• _What you have to do_: Transcribe the records below exactly.

[Dataset items]
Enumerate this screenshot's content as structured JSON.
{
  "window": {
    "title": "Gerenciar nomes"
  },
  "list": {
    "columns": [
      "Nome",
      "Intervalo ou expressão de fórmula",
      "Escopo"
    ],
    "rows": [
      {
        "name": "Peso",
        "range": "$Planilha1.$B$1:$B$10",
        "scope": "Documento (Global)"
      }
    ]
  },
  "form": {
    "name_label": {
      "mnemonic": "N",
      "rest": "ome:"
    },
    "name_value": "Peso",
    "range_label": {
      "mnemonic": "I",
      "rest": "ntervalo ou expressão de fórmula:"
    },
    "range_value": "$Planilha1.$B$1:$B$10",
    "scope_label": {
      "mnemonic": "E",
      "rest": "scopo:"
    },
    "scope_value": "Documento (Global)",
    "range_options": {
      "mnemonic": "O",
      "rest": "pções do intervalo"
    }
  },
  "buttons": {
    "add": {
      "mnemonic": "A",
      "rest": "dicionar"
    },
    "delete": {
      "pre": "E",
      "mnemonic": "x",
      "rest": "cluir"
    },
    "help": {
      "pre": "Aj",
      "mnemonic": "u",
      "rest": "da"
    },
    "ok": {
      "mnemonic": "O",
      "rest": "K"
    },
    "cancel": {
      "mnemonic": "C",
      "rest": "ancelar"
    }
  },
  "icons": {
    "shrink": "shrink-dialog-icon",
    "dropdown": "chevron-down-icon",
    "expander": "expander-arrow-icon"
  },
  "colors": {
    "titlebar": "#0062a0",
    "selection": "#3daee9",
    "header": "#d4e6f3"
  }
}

• _Task result_:
Enumerate this screenshot's content as structured JSON.
{
  "window": {
    "title": "Gerenciar nomes"
  },
  "list": {
    "columns": [
      "Nome",
      "Intervalo ou expressão de fórmula",
      "Escopo"
    ],
    "rows": [
      {
        "name": "Peso",
        "range": "$Planilha1.$B$1:$B$10",
        "scope": "Documento (Global)"
      }
    ]
  },
  "form": {
    "name_label": {
      "mnemonic": "N",
      "rest": "ome:"
    },
    "name_value": "Peso",
    "range_label": {
      "mnemonic": "I",
      "rest": "ntervalo ou expressão de fórmula:"
    },
    "range_value": "$Planilha1.$B$1:$B$10",
    "scope_label": {
      "mnemonic": "E",
      "rest": "scopo:"
    },
    "scope_value": "Documento (Global)",
    "range_options": {
      "mnemonic": "O",
      "rest": "pções do intervalo"
    }
  },
  "buttons": {
    "add": {
      "mnemonic": "A",
      "rest": "dicionar"
    },
    "delete": {
      "pre": "E",
      "mnemonic": "x",
      "rest": "cluir"
    },
    "help": {
      "pre": "Aj",
      "mnemonic": "u",
      "rest": "da"
    },
    "ok": {
      "mnemonic": "O",
      "rest": "K"
    },
    "cancel": {
      "mnemonic": "C",
      "rest": "ancelar"
    }
  },
  "icons": {
    "shrink": "shrink-dialog-icon",
    "dropdown": "chevron-down-icon",
    "expander": "expander-arrow-icon"
  },
  "colors": {
    "titlebar": "#0062a0",
    "selection": "#3daee9",
    "header": "#d4e6f3"
  }
}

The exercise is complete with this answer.